=== Exercise description ===
Below are some entries. Copy each line that holds the string "Learn".

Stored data

====================

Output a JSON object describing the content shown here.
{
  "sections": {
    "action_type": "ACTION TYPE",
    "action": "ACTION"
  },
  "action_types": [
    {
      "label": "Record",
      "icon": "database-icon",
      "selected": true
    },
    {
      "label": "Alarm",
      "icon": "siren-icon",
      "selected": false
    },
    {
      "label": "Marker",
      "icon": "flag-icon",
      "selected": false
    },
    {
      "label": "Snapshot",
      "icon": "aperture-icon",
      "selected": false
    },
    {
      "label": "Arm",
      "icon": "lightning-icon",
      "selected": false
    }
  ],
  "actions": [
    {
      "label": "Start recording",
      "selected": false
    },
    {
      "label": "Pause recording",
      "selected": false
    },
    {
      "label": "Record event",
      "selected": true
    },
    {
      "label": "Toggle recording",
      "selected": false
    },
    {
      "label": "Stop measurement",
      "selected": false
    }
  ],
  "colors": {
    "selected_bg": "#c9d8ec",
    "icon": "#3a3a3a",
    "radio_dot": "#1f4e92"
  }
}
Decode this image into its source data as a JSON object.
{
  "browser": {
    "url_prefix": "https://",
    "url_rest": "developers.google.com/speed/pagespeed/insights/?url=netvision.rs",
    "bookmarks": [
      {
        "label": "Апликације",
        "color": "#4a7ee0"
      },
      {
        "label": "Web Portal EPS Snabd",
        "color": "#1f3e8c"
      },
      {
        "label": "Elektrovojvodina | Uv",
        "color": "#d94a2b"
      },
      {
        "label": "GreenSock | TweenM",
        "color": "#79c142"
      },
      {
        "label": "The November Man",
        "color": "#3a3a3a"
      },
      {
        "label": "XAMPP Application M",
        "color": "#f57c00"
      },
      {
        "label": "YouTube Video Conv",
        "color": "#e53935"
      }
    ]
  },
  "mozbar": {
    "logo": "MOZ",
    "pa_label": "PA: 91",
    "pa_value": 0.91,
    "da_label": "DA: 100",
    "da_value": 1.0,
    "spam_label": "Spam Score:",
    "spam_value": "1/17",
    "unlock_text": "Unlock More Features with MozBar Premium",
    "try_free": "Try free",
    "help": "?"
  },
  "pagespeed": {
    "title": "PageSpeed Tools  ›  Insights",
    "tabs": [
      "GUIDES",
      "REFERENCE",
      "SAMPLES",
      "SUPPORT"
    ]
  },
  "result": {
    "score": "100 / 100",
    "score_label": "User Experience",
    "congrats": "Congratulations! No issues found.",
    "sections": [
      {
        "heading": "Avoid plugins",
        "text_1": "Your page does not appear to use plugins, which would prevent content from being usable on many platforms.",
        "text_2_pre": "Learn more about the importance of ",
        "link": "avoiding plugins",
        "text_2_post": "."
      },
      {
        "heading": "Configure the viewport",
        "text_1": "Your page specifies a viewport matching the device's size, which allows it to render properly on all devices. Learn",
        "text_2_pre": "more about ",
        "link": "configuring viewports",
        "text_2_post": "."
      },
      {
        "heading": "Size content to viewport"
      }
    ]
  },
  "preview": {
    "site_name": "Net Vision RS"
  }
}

====================

=== Result of this exercise ===
        "text_2_pre": "Learn more about the importance of ",
        "text_1": "Your page specifies a viewport matching the device's size, which allows it to render properly on all devices. Learn",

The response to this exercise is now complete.